§ Record set
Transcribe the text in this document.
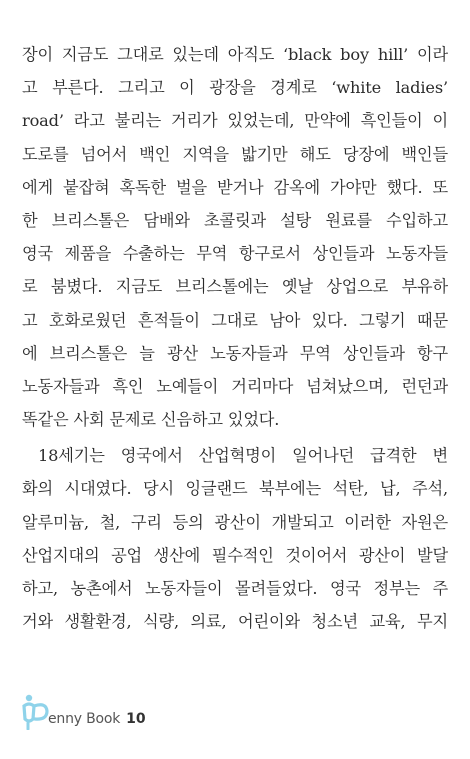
장이 지금도 그대로 있는데 아직도 ‘black boy hill’ 이라

고 부른다. 그리고 이 광장을 경계로 ‘white ladies’

road’ 라고 불리는 거리가 있었는데, 만약에 흑인들이 이

도로를 넘어서 백인 지역을 밟기만 해도 당장에 백인들

에게 붙잡혀 혹독한 벌을 받거나 감옥에 가야만 했다. 또

한 브리스톨은 담배와 초콜릿과 설탕 원료를 수입하고

영국 제품을 수출하는 무역 항구로서 상인들과 노동자들

로 붐볐다. 지금도 브리스톨에는 옛날 상업으로 부유하

고 호화로웠던 흔적들이 그대로 남아 있다. 그렇기 때문

에 브리스톨은 늘 광산 노동자들과 무역 상인들과 항구

노동자들과 흑인 노예들이 거리마다 넘쳐났으며, 런던과

똑같은 사회 문제로 신음하고 있었다.

18세기는 영국에서 산업혁명이 일어나던 급격한 변

화의 시대였다. 당시 잉글랜드 북부에는 석탄, 납, 주석,

알루미늄, 철, 구리 등의 광산이 개발되고 이러한 자원은

산업지대의 공업 생산에 필수적인 것이어서 광산이 발달

하고, 농촌에서 노동자들이 몰려들었다. 영국 정부는 주

거와 생활환경, 식량, 의료, 어린이와 청소년 교육, 무지

enny Book 10
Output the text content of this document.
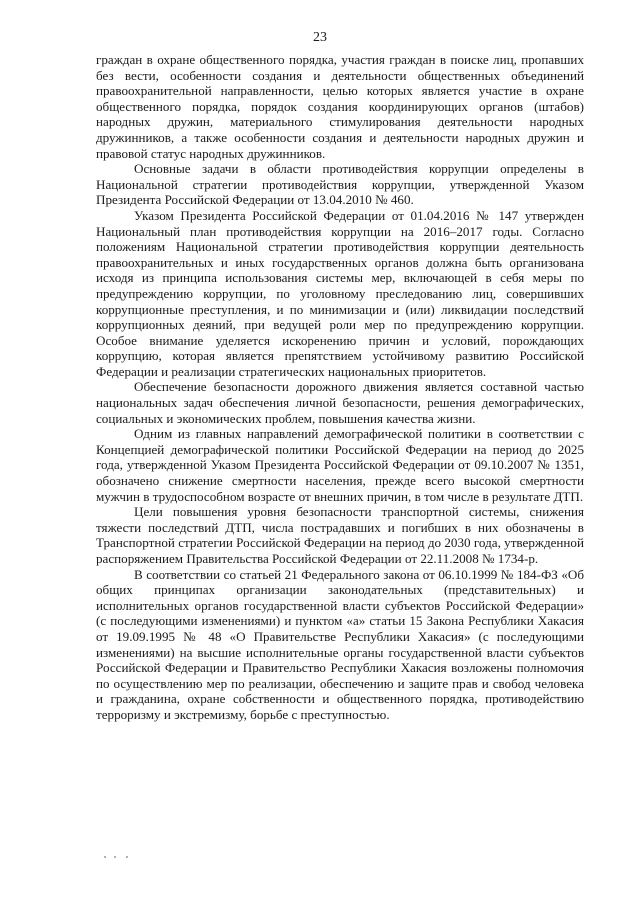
23

граждан в охране общественного порядка, участия граждан в поиске лиц, пропавших без вести, особенности создания и деятельности общественных объединений правоохранительной направленности, целью которых является участие в охране общественного порядка, порядок создания координирующих органов (штабов) народных дружин, материального стимулирования деятельности народных дружинников, а также особенности создания и деятельности народных дружин и правовой статус народных дружинников.

Основные задачи в области противодействия коррупции определены в Национальной стратегии противодействия коррупции, утвержденной Указом Президента Российской Федерации от 13.04.2010 № 460.

Указом Президента Российской Федерации от 01.04.2016 № 147 утвержден Национальный план противодействия коррупции на 2016–2017 годы. Согласно положениям Национальной стратегии противодействия коррупции деятельность правоохранительных и иных государственных органов должна быть организована исходя из принципа использования системы мер, включающей в себя меры по предупреждению коррупции, по уголовному преследованию лиц, совершивших коррупционные преступления, и по минимизации и (или) ликвидации последствий коррупционных деяний, при ведущей роли мер по предупреждению коррупции. Особое внимание уделяется искоренению причин и условий, порождающих коррупцию, которая является препятствием устойчивому развитию Российской Федерации и реализации стратегических национальных приоритетов.

Обеспечение безопасности дорожного движения является составной частью национальных задач обеспечения личной безопасности, решения демографических, социальных и экономических проблем, повышения качества жизни.

Одним из главных направлений демографической политики в соответствии с Концепцией демографической политики Российской Федерации на период до 2025 года, утвержденной Указом Президента Российской Федерации от 09.10.2007 № 1351, обозначено снижение смертности населения, прежде всего высокой смертности мужчин в трудоспособном возрасте от внешних причин, в том числе в результате ДТП.

Цели повышения уровня безопасности транспортной системы, снижения тяжести последствий ДТП, числа пострадавших и погибших в них обозначены в Транспортной стратегии Российской Федерации на период до 2030 года, утвержденной распоряжением Правительства Российской Федерации от 22.11.2008 № 1734-р.

В соответствии со статьей 21 Федерального закона от 06.10.1999 № 184-ФЗ «Об общих принципах организации законодательных (представительных) и исполнительных органов государственной власти субъектов Российской Федерации» (с последующими изменениями) и пунктом «а» статьи 15 Закона Республики Хакасия от 19.09.1995 № 48 «О Правительстве Республики Хакасия» (с последующими изменениями) на высшие исполнительные органы государственной власти субъектов Российской Федерации и Правительство Республики Хакасия возложены полномочия по осуществлению мер по реализации, обеспечению и защите прав и свобод человека и гражданина, охране собственности и общественного порядка, противодействию терроризму и экстремизму, борьбе с преступностью.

§ What the task requires
Copy the material exactly. Do not include the pictures.

§ Result of the exercise
Transcribe the text in this document.
장이 지금도 그대로 있는데 아직도 ‘black boy hill’ 이라

고 부른다. 그리고 이 광장을 경계로 ‘white ladies’

road’ 라고 불리는 거리가 있었는데, 만약에 흑인들이 이

도로를 넘어서 백인 지역을 밟기만 해도 당장에 백인들

에게 붙잡혀 혹독한 벌을 받거나 감옥에 가야만 했다. 또

한 브리스톨은 담배와 초콜릿과 설탕 원료를 수입하고

영국 제품을 수출하는 무역 항구로서 상인들과 노동자들

로 붐볐다. 지금도 브리스톨에는 옛날 상업으로 부유하

고 호화로웠던 흔적들이 그대로 남아 있다. 그렇기 때문

에 브리스톨은 늘 광산 노동자들과 무역 상인들과 항구

노동자들과 흑인 노예들이 거리마다 넘쳐났으며, 런던과

똑같은 사회 문제로 신음하고 있었다.

18세기는 영국에서 산업혁명이 일어나던 급격한 변

화의 시대였다. 당시 잉글랜드 북부에는 석탄, 납, 주석,

알루미늄, 철, 구리 등의 광산이 개발되고 이러한 자원은

산업지대의 공업 생산에 필수적인 것이어서 광산이 발달

하고, 농촌에서 노동자들이 몰려들었다. 영국 정부는 주

거와 생활환경, 식량, 의료, 어린이와 청소년 교육, 무지

enny Book 10
Output the text content of this document.
23

граждан в охране общественного порядка, участия граждан в поиске лиц, пропавших без вести, особенности создания и деятельности общественных объединений правоохранительной направленности, целью которых является участие в охране общественного порядка, порядок создания координирующих органов (штабов) народных дружин, материального стимулирования деятельности народных дружинников, а также особенности создания и деятельности народных дружин и правовой статус народных дружинников.

Основные задачи в области противодействия коррупции определены в Национальной стратегии противодействия коррупции, утвержденной Указом Президента Российской Федерации от 13.04.2010 № 460.

Указом Президента Российской Федерации от 01.04.2016 № 147 утвержден Национальный план противодействия коррупции на 2016–2017 годы. Согласно положениям Национальной стратегии противодействия коррупции деятельность правоохранительных и иных государственных органов должна быть организована исходя из принципа использования системы мер, включающей в себя меры по предупреждению коррупции, по уголовному преследованию лиц, совершивших коррупционные преступления, и по минимизации и (или) ликвидации последствий коррупционных деяний, при ведущей роли мер по предупреждению коррупции. Особое внимание уделяется искоренению причин и условий, порождающих коррупцию, которая является препятствием устойчивому развитию Российской Федерации и реализации стратегических национальных приоритетов.

Обеспечение безопасности дорожного движения является составной частью национальных задач обеспечения личной безопасности, решения демографических, социальных и экономических проблем, повышения качества жизни.

Одним из главных направлений демографической политики в соответствии с Концепцией демографической политики Российской Федерации на период до 2025 года, утвержденной Указом Президента Российской Федерации от 09.10.2007 № 1351, обозначено снижение смертности населения, прежде всего высокой смертности мужчин в трудоспособном возрасте от внешних причин, в том числе в результате ДТП.

Цели повышения уровня безопасности транспортной системы, снижения тяжести последствий ДТП, числа пострадавших и погибших в них обозначены в Транспортной стратегии Российской Федерации на период до 2030 года, утвержденной распоряжением Правительства Российской Федерации от 22.11.2008 № 1734-р.

В соответствии со статьей 21 Федерального закона от 06.10.1999 № 184-ФЗ «Об общих принципах организации законодательных (представительных) и исполнительных органов государственной власти субъектов Российской Федерации» (с последующими изменениями) и пунктом «а» статьи 15 Закона Республики Хакасия от 19.09.1995 № 48 «О Правительстве Республики Хакасия» (с последующими изменениями) на высшие исполнительные органы государственной власти субъектов Российской Федерации и Правительство Республики Хакасия возложены полномочия по осуществлению мер по реализации, обеспечению и защите прав и свобод человека и гражданина, охране собственности и общественного порядка, противодействию терроризму и экстремизму, борьбе с преступностью.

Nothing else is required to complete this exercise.